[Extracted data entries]
::::

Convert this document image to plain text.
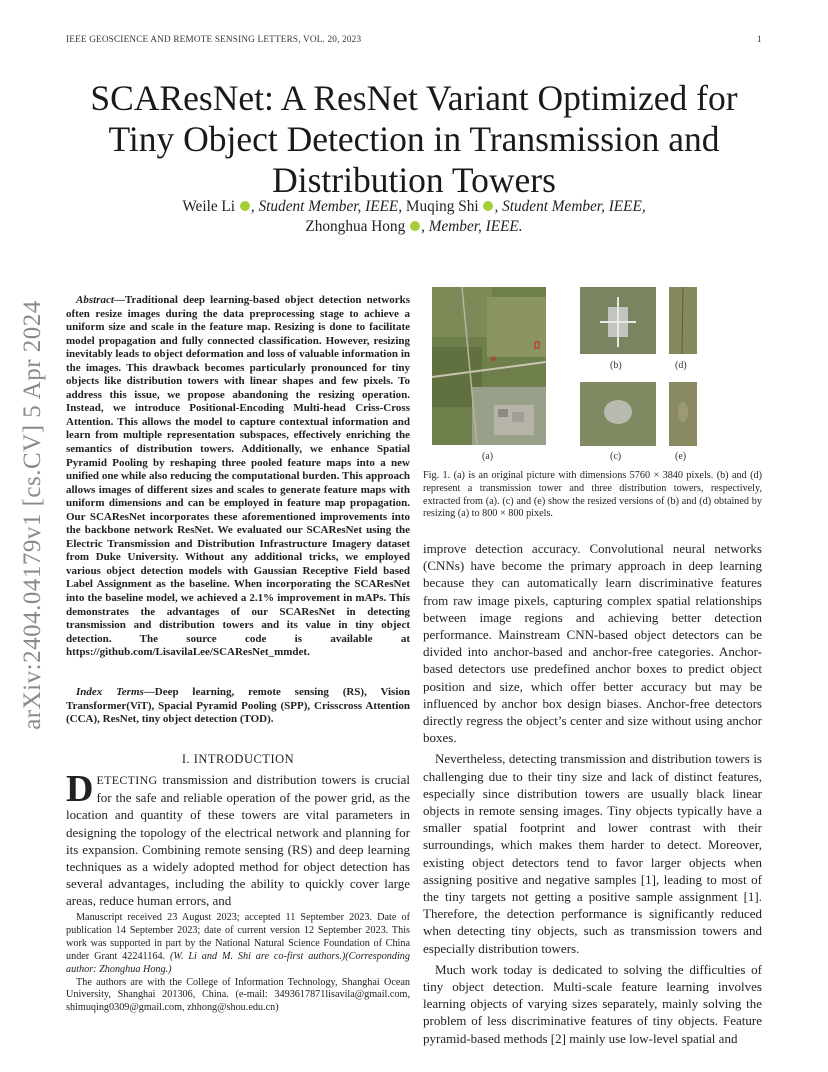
IEEE GEOSCIENCE AND REMOTE SENSING LETTERS, VOL. 20, 2023	1
arXiv:2404.04179v1 [cs.CV] 5 Apr 2024
SCAResNet: A ResNet Variant Optimized for Tiny Object Detection in Transmission and Distribution Towers
Weile Li , Student Member, IEEE, Muqing Shi , Student Member, IEEE,
Zhonghua Hong , Member, IEEE.
Abstract—Traditional deep learning-based object detection networks often resize images during the data preprocessing stage to achieve a uniform size and scale in the feature map. Resizing is done to facilitate model propagation and fully connected classification. However, resizing inevitably leads to object deformation and loss of valuable information in the images. This drawback becomes particularly pronounced for tiny objects like distribution towers with linear shapes and few pixels. To address this issue, we propose abandoning the resizing operation. Instead, we introduce Positional-Encoding Multi-head Criss-Cross Attention. This allows the model to capture contextual information and learn from multiple representation subspaces, effectively enriching the semantics of distribution towers. Additionally, we enhance Spatial Pyramid Pooling by reshaping three pooled feature maps into a new unified one while also reducing the computational burden. This approach allows images of different sizes and scales to generate feature maps with uniform dimensions and can be employed in feature map propagation. Our SCAResNet incorporates these aforementioned improvements into the backbone network ResNet. We evaluated our SCAResNet using the Electric Transmission and Distribution Infrastructure Imagery dataset from Duke University. Without any additional tricks, we employed various object detection models with Gaussian Receptive Field based Label Assignment as the baseline. When incorporating the SCAResNet into the baseline model, we achieved a 2.1% improvement in mAPs. This demonstrates the advantages of our SCAResNet in detecting transmission and distribution towers and its value in tiny object detection. The source code is available at https://github.com/LisavilaLee/SCAResNet_mmdet.
Index Terms—Deep learning, remote sensing (RS), Vision Transformer(ViT), Spacial Pyramid Pooling (SPP), Crisscross Attention (CCA), ResNet, tiny object detection (TOD).
I. INTRODUCTION
DETECTING transmission and distribution towers is crucial for the safe and reliable operation of the power grid, as the location and quantity of these towers are vital parameters in designing the topology of the electrical network and planning for its expansion. Combining remote sensing (RS) and deep learning techniques as a widely adopted method for object detection has several advantages, including the ability to quickly cover large areas, reduce human errors, and

Manuscript received 23 August 2023; accepted 11 September 2023. Date of publication 14 September 2023; date of current version 12 September 2023. This work was supported in part by the National Natural Science Foundation of China under Grant 42241164. (W. Li and M. Shi are co-first authors.)(Corresponding author: Zhonghua Hong.)

The authors are with the College of Information Technology, Shanghai Ocean University, Shanghai 201306, China. (e-mail: 3493617871lisavila@gmail.com, shimuqing0309@gmail.com, zhhong@shou.edu.cn)

(a)
(b)	(d)
(c)	(e)
Fig. 1. (a) is an original picture with dimensions 5760 × 3840 pixels. (b) and (d) represent a transmission tower and three distribution towers, respectively, extracted from (a). (c) and (e) show the resized versions of (b) and (d) obtained by resizing (a) to 800 × 800 pixels.

improve detection accuracy. Convolutional neural networks (CNNs) have become the primary approach in deep learning because they can automatically learn discriminative features from raw image pixels, capturing complex spatial relationships between image regions and achieving better detection performance. Mainstream CNN-based object detectors can be divided into anchor-based and anchor-free categories. Anchor-based detectors use predefined anchor boxes to predict object position and size, which offer better accuracy but may be influenced by anchor box design biases. Anchor-free detectors directly regress the object’s center and size without using anchor boxes.

Nevertheless, detecting transmission and distribution towers is challenging due to their tiny size and lack of distinct features, especially since distribution towers are usually black linear objects in remote sensing images. Tiny objects typically have a smaller spatial footprint and lower contrast with their surroundings, which makes them harder to detect. Moreover, existing object detectors tend to favor larger objects when assigning positive and negative samples [1], leading to most of the tiny targets not getting a positive sample assignment [1]. Therefore, the detection performance is significantly reduced when detecting tiny objects, such as transmission towers and especially distribution towers.

Much work today is dedicated to solving the difficulties of tiny object detection. Multi-scale feature learning involves learning objects of varying sizes separately, mainly solving the problem of less discriminative features of tiny objects. Feature pyramid-based methods [2] mainly use low-level spatial and
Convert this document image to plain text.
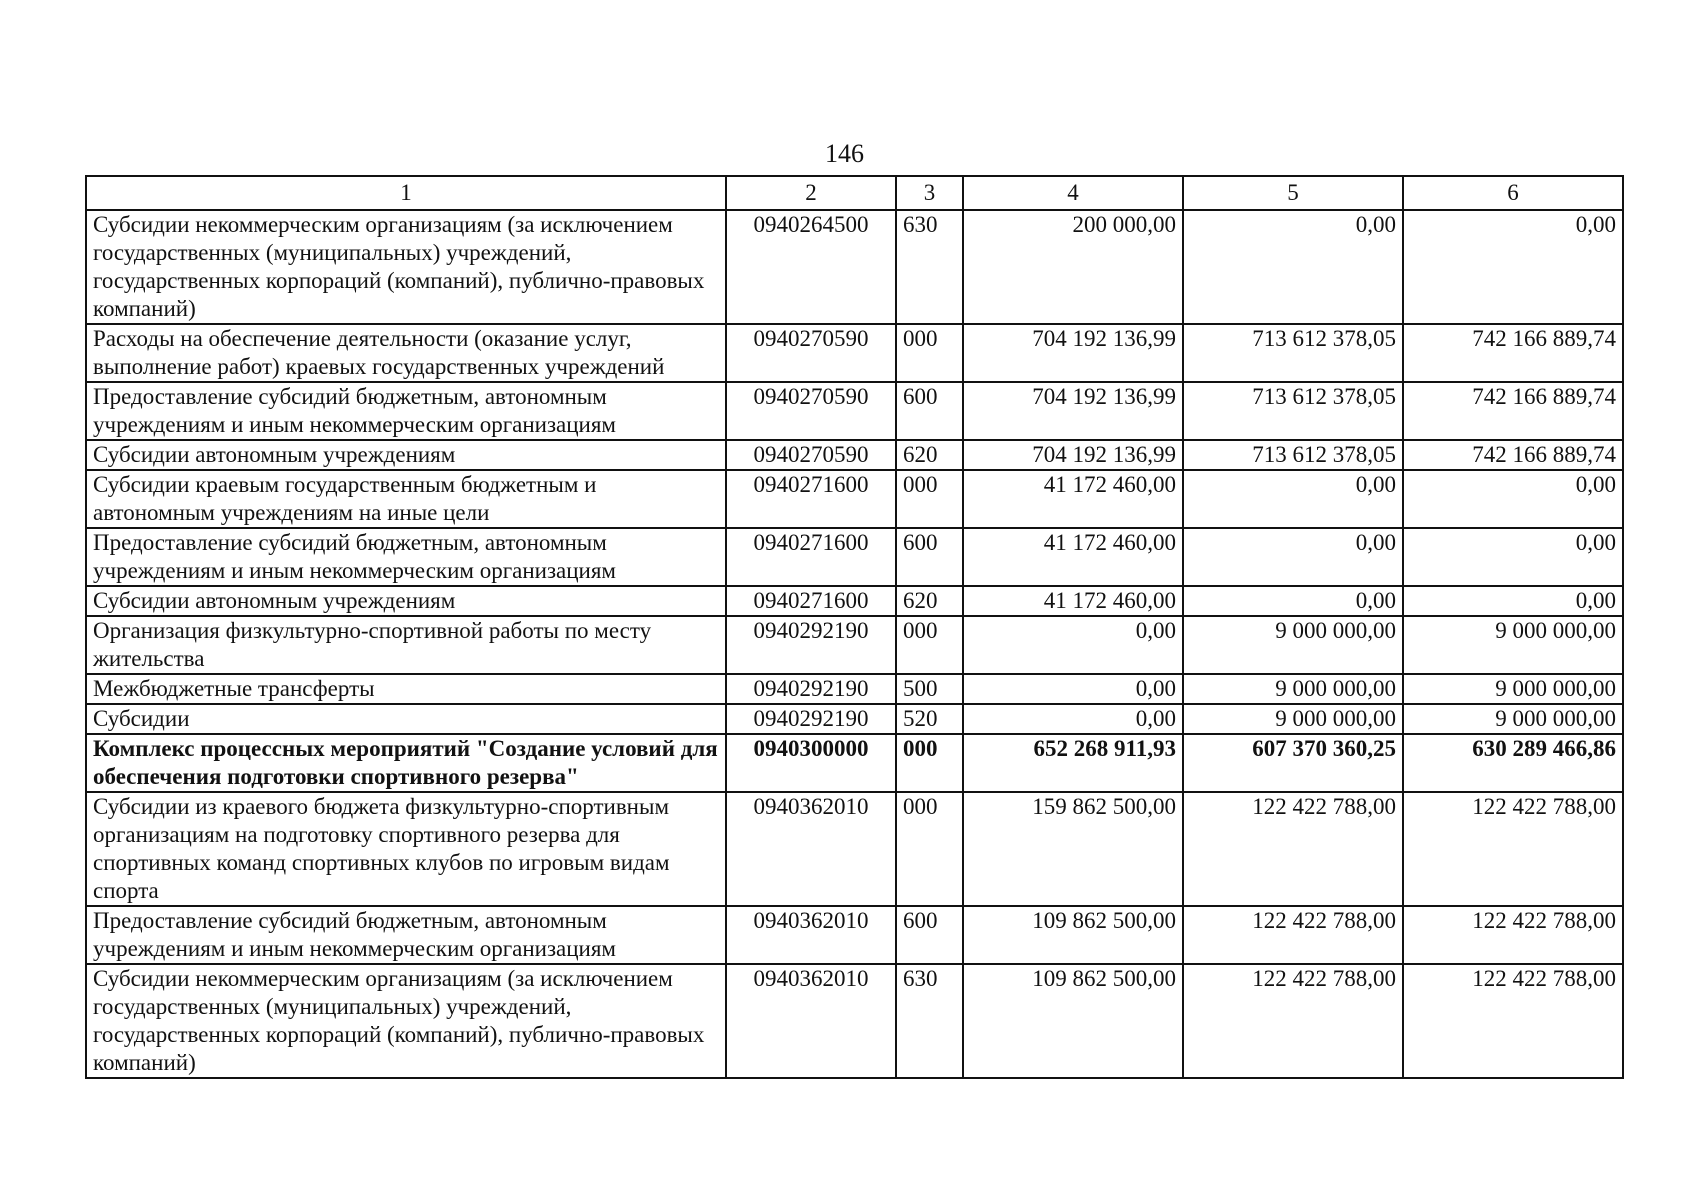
146
1	2	3	4	5	6
Субсидии некоммерческим организациям (за исключением государственных (муниципальных) учреждений, государственных корпораций (компаний), публично-правовых компаний)	0940264500	630	200 000,00	0,00	0,00
Расходы на обеспечение деятельности (оказание услуг, выполнение работ) краевых государственных учреждений	0940270590	000	704 192 136,99	713 612 378,05	742 166 889,74
Предоставление субсидий бюджетным, автономным учреждениям и иным некоммерческим организациям	0940270590	600	704 192 136,99	713 612 378,05	742 166 889,74
Субсидии автономным учреждениям	0940270590	620	704 192 136,99	713 612 378,05	742 166 889,74
Субсидии краевым государственным бюджетным и автономным учреждениям на иные цели	0940271600	000	41 172 460,00	0,00	0,00
Предоставление субсидий бюджетным, автономным учреждениям и иным некоммерческим организациям	0940271600	600	41 172 460,00	0,00	0,00
Субсидии автономным учреждениям	0940271600	620	41 172 460,00	0,00	0,00
Организация физкультурно-спортивной работы по месту жительства	0940292190	000	0,00	9 000 000,00	9 000 000,00
Межбюджетные трансферты	0940292190	500	0,00	9 000 000,00	9 000 000,00
Субсидии	0940292190	520	0,00	9 000 000,00	9 000 000,00
Комплекс процессных мероприятий "Создание условий для обеспечения подготовки спортивного резерва"	0940300000	000	652 268 911,93	607 370 360,25	630 289 466,86
Субсидии из краевого бюджета физкультурно-спортивным организациям на подготовку спортивного резерва для спортивных команд спортивных клубов по игровым видам спорта	0940362010	000	159 862 500,00	122 422 788,00	122 422 788,00
Предоставление субсидий бюджетным, автономным учреждениям и иным некоммерческим организациям	0940362010	600	109 862 500,00	122 422 788,00	122 422 788,00
Субсидии некоммерческим организациям (за исключением государственных (муниципальных) учреждений, государственных корпораций (компаний), публично-правовых компаний)	0940362010	630	109 862 500,00	122 422 788,00	122 422 788,00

::::

* SET PROBLEM *
Omit the pictures and reproduce the listing exactly.

* SOLUTION TO THIS EXERCISE *
Convert this document image to plain text.
IEEE GEOSCIENCE AND REMOTE SENSING LETTERS, VOL. 20, 2023	1
arXiv:2404.04179v1 [cs.CV] 5 Apr 2024
SCAResNet: A ResNet Variant Optimized for Tiny Object Detection in Transmission and Distribution Towers
Weile Li , Student Member, IEEE, Muqing Shi , Student Member, IEEE,
Zhonghua Hong , Member, IEEE.
Abstract—Traditional deep learning-based object detection networks often resize images during the data preprocessing stage to achieve a uniform size and scale in the feature map. Resizing is done to facilitate model propagation and fully connected classification. However, resizing inevitably leads to object deformation and loss of valuable information in the images. This drawback becomes particularly pronounced for tiny objects like distribution towers with linear shapes and few pixels. To address this issue, we propose abandoning the resizing operation. Instead, we introduce Positional-Encoding Multi-head Criss-Cross Attention. This allows the model to capture contextual information and learn from multiple representation subspaces, effectively enriching the semantics of distribution towers. Additionally, we enhance Spatial Pyramid Pooling by reshaping three pooled feature maps into a new unified one while also reducing the computational burden. This approach allows images of different sizes and scales to generate feature maps with uniform dimensions and can be employed in feature map propagation. Our SCAResNet incorporates these aforementioned improvements into the backbone network ResNet. We evaluated our SCAResNet using the Electric Transmission and Distribution Infrastructure Imagery dataset from Duke University. Without any additional tricks, we employed various object detection models with Gaussian Receptive Field based Label Assignment as the baseline. When incorporating the SCAResNet into the baseline model, we achieved a 2.1% improvement in mAPs. This demonstrates the advantages of our SCAResNet in detecting transmission and distribution towers and its value in tiny object detection. The source code is available at https://github.com/LisavilaLee/SCAResNet_mmdet.
Index Terms—Deep learning, remote sensing (RS), Vision Transformer(ViT), Spacial Pyramid Pooling (SPP), Crisscross Attention (CCA), ResNet, tiny object detection (TOD).
I. INTRODUCTION
DETECTING transmission and distribution towers is crucial for the safe and reliable operation of the power grid, as the location and quantity of these towers are vital parameters in designing the topology of the electrical network and planning for its expansion. Combining remote sensing (RS) and deep learning techniques as a widely adopted method for object detection has several advantages, including the ability to quickly cover large areas, reduce human errors, and

Manuscript received 23 August 2023; accepted 11 September 2023. Date of publication 14 September 2023; date of current version 12 September 2023. This work was supported in part by the National Natural Science Foundation of China under Grant 42241164. (W. Li and M. Shi are co-first authors.)(Corresponding author: Zhonghua Hong.)

The authors are with the College of Information Technology, Shanghai Ocean University, Shanghai 201306, China. (e-mail: 3493617871lisavila@gmail.com, shimuqing0309@gmail.com, zhhong@shou.edu.cn)

(a)
(b)	(d)
(c)	(e)
Fig. 1. (a) is an original picture with dimensions 5760 × 3840 pixels. (b) and (d) represent a transmission tower and three distribution towers, respectively, extracted from (a). (c) and (e) show the resized versions of (b) and (d) obtained by resizing (a) to 800 × 800 pixels.

improve detection accuracy. Convolutional neural networks (CNNs) have become the primary approach in deep learning because they can automatically learn discriminative features from raw image pixels, capturing complex spatial relationships between image regions and achieving better detection performance. Mainstream CNN-based object detectors can be divided into anchor-based and anchor-free categories. Anchor-based detectors use predefined anchor boxes to predict object position and size, which offer better accuracy but may be influenced by anchor box design biases. Anchor-free detectors directly regress the object’s center and size without using anchor boxes.

Nevertheless, detecting transmission and distribution towers is challenging due to their tiny size and lack of distinct features, especially since distribution towers are usually black linear objects in remote sensing images. Tiny objects typically have a smaller spatial footprint and lower contrast with their surroundings, which makes them harder to detect. Moreover, existing object detectors tend to favor larger objects when assigning positive and negative samples [1], leading to most of the tiny targets not getting a positive sample assignment [1]. Therefore, the detection performance is significantly reduced when detecting tiny objects, such as transmission towers and especially distribution towers.

Much work today is dedicated to solving the difficulties of tiny object detection. Multi-scale feature learning involves learning objects of varying sizes separately, mainly solving the problem of less discriminative features of tiny objects. Feature pyramid-based methods [2] mainly use low-level spatial and
Convert this document image to plain text.
146
1	2	3	4	5	6
Субсидии некоммерческим организациям (за исключением государственных (муниципальных) учреждений, государственных корпораций (компаний), публично-правовых компаний)	0940264500	630	200 000,00	0,00	0,00
Расходы на обеспечение деятельности (оказание услуг, выполнение работ) краевых государственных учреждений	0940270590	000	704 192 136,99	713 612 378,05	742 166 889,74
Предоставление субсидий бюджетным, автономным учреждениям и иным некоммерческим организациям	0940270590	600	704 192 136,99	713 612 378,05	742 166 889,74
Субсидии автономным учреждениям	0940270590	620	704 192 136,99	713 612 378,05	742 166 889,74
Субсидии краевым государственным бюджетным и автономным учреждениям на иные цели	0940271600	000	41 172 460,00	0,00	0,00
Предоставление субсидий бюджетным, автономным учреждениям и иным некоммерческим организациям	0940271600	600	41 172 460,00	0,00	0,00
Субсидии автономным учреждениям	0940271600	620	41 172 460,00	0,00	0,00
Организация физкультурно-спортивной работы по месту жительства	0940292190	000	0,00	9 000 000,00	9 000 000,00
Межбюджетные трансферты	0940292190	500	0,00	9 000 000,00	9 000 000,00
Субсидии	0940292190	520	0,00	9 000 000,00	9 000 000,00
Комплекс процессных мероприятий "Создание условий для обеспечения подготовки спортивного резерва"	0940300000	000	652 268 911,93	607 370 360,25	630 289 466,86
Субсидии из краевого бюджета физкультурно-спортивным организациям на подготовку спортивного резерва для спортивных команд спортивных клубов по игровым видам спорта	0940362010	000	159 862 500,00	122 422 788,00	122 422 788,00
Предоставление субсидий бюджетным, автономным учреждениям и иным некоммерческим организациям	0940362010	600	109 862 500,00	122 422 788,00	122 422 788,00
Субсидии некоммерческим организациям (за исключением государственных (муниципальных) учреждений, государственных корпораций (компаний), публично-правовых компаний)	0940362010	630	109 862 500,00	122 422 788,00	122 422 788,00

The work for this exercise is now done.